• Data section:
______________________________

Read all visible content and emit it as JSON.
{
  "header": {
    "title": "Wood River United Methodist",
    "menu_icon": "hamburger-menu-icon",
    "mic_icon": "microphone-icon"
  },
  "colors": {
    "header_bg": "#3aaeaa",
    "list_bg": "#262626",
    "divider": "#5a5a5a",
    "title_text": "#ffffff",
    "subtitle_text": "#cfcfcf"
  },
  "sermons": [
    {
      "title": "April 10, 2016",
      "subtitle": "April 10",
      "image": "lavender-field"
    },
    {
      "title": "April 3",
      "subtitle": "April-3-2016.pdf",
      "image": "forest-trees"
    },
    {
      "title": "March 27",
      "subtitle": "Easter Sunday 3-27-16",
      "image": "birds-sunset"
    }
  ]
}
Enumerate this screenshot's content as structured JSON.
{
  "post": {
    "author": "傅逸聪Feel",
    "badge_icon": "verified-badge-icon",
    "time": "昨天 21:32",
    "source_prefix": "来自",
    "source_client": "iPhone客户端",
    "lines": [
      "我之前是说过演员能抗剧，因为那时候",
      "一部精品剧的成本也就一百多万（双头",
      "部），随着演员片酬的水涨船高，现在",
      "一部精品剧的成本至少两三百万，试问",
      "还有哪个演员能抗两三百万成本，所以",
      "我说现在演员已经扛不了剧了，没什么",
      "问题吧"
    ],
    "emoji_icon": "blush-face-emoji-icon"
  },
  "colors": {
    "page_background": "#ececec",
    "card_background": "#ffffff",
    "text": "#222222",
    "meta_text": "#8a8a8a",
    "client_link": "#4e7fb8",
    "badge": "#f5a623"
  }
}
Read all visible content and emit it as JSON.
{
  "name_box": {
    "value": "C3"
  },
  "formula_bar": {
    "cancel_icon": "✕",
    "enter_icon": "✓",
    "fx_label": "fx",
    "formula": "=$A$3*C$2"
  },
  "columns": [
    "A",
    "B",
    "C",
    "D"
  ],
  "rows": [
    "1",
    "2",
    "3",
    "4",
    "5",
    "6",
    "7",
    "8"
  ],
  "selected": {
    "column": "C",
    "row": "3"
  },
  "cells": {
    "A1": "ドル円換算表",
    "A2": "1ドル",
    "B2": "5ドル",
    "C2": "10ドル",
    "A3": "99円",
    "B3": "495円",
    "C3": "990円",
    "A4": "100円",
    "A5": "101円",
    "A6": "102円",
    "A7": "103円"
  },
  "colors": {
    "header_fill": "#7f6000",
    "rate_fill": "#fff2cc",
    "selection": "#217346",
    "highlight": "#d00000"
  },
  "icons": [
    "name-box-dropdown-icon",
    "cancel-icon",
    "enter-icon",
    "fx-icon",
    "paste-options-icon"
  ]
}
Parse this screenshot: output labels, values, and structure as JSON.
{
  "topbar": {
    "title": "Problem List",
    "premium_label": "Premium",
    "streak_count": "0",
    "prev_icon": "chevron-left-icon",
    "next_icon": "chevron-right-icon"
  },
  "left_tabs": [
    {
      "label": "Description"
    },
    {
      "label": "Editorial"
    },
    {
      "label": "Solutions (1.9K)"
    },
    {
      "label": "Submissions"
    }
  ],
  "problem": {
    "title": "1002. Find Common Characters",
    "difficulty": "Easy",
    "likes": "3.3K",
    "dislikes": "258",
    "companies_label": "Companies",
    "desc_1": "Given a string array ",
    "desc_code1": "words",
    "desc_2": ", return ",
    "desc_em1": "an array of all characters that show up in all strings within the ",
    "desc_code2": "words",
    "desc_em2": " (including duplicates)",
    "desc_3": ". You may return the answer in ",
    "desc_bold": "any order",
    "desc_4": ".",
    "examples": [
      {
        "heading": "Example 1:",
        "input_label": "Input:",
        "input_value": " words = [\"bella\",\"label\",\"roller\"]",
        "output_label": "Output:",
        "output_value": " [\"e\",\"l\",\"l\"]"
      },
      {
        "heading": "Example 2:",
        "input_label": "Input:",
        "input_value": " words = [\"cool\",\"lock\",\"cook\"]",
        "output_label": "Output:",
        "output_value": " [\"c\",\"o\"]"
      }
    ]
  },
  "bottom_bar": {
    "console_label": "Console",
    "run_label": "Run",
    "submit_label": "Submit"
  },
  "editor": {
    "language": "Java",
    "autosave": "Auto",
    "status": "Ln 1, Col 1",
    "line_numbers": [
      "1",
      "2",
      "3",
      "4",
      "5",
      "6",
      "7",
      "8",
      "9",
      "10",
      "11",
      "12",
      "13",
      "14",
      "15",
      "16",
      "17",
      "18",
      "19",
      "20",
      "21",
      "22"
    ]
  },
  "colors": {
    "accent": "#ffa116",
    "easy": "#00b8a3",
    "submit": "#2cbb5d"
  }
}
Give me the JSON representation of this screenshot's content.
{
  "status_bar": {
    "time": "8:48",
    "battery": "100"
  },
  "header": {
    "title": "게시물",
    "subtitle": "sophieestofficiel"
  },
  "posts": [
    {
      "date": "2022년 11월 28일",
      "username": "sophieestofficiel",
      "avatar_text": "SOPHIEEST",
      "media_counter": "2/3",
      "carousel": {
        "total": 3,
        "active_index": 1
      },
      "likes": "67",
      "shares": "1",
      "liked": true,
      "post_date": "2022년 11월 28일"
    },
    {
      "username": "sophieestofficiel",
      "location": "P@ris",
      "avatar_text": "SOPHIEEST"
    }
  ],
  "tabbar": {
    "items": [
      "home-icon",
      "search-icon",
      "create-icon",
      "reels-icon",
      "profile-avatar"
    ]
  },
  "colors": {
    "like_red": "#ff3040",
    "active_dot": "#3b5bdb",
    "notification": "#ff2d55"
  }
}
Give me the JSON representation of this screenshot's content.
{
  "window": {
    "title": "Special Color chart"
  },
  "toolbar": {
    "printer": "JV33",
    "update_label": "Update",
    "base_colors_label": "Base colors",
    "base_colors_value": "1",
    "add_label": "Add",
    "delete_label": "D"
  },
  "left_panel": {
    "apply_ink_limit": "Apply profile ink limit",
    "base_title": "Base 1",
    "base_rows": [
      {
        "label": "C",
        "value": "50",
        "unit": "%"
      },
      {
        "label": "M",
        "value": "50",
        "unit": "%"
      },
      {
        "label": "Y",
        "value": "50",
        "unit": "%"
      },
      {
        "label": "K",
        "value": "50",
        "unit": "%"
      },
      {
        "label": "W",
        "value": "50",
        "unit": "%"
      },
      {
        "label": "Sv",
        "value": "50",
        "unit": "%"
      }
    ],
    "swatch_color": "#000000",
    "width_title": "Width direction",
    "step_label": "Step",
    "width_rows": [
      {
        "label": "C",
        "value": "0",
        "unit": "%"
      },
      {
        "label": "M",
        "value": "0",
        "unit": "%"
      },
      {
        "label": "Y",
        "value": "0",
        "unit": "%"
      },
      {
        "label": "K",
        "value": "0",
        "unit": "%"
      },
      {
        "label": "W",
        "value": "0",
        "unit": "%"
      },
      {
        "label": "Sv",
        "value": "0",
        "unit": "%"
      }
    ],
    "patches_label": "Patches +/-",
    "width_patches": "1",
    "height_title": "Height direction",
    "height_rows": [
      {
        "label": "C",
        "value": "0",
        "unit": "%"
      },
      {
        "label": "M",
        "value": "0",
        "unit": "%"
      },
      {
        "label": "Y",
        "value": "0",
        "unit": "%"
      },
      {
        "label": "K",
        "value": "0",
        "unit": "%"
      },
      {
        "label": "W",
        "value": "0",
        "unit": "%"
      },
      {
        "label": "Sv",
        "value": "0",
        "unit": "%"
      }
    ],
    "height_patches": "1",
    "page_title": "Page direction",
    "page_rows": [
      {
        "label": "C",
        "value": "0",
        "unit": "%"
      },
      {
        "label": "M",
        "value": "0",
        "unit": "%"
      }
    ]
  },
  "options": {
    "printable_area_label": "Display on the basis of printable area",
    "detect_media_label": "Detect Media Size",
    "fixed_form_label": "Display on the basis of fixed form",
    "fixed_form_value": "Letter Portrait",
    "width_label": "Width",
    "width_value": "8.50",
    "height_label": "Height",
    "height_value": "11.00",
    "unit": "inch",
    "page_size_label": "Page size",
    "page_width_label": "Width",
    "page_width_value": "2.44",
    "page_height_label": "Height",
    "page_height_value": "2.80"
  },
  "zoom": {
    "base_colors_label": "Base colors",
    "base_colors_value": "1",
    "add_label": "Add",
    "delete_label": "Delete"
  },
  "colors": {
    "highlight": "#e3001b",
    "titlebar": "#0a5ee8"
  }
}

______________________________

• Problem statement: Reply with nothing but the number of lines that contain the word "direction".

• Answer for this exercise: 3